▶ _DIRECTION_: Everything from the line that contains "What text is on this page?" through the last line of the listing must be copied exactly, with both of those lines included and no others.

▶ _PROVIDED INFORMATION_:
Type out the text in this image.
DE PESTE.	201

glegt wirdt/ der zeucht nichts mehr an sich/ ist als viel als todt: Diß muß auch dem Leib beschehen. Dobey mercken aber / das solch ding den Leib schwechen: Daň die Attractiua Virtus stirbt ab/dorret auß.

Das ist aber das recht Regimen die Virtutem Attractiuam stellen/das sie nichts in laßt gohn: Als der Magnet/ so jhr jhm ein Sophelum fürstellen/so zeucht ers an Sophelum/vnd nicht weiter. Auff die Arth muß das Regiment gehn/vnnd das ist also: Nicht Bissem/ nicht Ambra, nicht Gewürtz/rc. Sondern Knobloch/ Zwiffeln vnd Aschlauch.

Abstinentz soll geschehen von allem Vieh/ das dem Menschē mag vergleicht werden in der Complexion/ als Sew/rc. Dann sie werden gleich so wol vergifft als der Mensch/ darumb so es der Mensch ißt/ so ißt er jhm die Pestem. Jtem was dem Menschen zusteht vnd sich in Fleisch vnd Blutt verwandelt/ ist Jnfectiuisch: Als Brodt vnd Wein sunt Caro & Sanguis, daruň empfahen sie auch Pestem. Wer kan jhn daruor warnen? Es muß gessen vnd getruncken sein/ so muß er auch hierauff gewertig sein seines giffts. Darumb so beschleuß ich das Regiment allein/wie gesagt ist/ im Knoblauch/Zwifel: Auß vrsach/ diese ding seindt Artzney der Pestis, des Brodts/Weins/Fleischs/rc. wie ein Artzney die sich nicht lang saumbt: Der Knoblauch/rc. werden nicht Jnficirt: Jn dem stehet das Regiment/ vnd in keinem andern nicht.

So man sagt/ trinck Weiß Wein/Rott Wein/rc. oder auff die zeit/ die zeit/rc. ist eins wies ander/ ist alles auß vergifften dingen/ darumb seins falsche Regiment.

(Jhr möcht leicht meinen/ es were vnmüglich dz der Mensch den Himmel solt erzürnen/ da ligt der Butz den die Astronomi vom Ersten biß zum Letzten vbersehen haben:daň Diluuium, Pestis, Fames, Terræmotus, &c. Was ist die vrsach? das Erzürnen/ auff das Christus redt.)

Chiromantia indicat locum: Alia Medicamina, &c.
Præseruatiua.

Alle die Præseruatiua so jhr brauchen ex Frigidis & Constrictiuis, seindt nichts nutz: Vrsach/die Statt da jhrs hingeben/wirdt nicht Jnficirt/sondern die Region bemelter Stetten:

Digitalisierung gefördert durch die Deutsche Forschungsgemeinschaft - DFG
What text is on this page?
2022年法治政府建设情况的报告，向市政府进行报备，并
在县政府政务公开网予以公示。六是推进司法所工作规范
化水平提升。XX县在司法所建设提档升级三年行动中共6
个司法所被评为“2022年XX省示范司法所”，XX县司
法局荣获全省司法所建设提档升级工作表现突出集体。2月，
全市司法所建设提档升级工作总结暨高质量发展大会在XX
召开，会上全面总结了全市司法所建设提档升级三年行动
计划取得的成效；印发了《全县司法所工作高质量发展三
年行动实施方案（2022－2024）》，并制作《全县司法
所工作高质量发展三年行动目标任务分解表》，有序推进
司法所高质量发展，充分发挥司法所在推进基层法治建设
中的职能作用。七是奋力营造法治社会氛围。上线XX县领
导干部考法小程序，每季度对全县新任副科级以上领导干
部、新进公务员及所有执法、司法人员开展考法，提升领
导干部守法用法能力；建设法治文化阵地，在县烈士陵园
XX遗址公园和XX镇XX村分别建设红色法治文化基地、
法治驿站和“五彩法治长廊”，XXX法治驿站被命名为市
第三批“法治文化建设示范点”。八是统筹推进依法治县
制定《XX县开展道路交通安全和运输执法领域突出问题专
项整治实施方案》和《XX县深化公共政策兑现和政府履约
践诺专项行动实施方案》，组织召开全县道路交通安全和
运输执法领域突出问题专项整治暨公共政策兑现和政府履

▶ _RESPONSE FOR THIS EXERCISE_:
What text is on this page?
2022年法治政府建设情况的报告，向市政府进行报备，并
在县政府政务公开网予以公示。六是推进司法所工作规范
化水平提升。XX县在司法所建设提档升级三年行动中共6
个司法所被评为“2022年XX省示范司法所”，XX县司
法局荣获全省司法所建设提档升级工作表现突出集体。2月，
全市司法所建设提档升级工作总结暨高质量发展大会在XX
召开，会上全面总结了全市司法所建设提档升级三年行动
计划取得的成效；印发了《全县司法所工作高质量发展三
年行动实施方案（2022－2024）》，并制作《全县司法
所工作高质量发展三年行动目标任务分解表》，有序推进
司法所高质量发展，充分发挥司法所在推进基层法治建设
中的职能作用。七是奋力营造法治社会氛围。上线XX县领
导干部考法小程序，每季度对全县新任副科级以上领导干
部、新进公务员及所有执法、司法人员开展考法，提升领
导干部守法用法能力；建设法治文化阵地，在县烈士陵园
XX遗址公园和XX镇XX村分别建设红色法治文化基地、
法治驿站和“五彩法治长廊”，XXX法治驿站被命名为市
第三批“法治文化建设示范点”。八是统筹推进依法治县
制定《XX县开展道路交通安全和运输执法领域突出问题专
项整治实施方案》和《XX县深化公共政策兑现和政府履约
践诺专项行动实施方案》，组织召开全县道路交通安全和
运输执法领域突出问题专项整治暨公共政策兑现和政府履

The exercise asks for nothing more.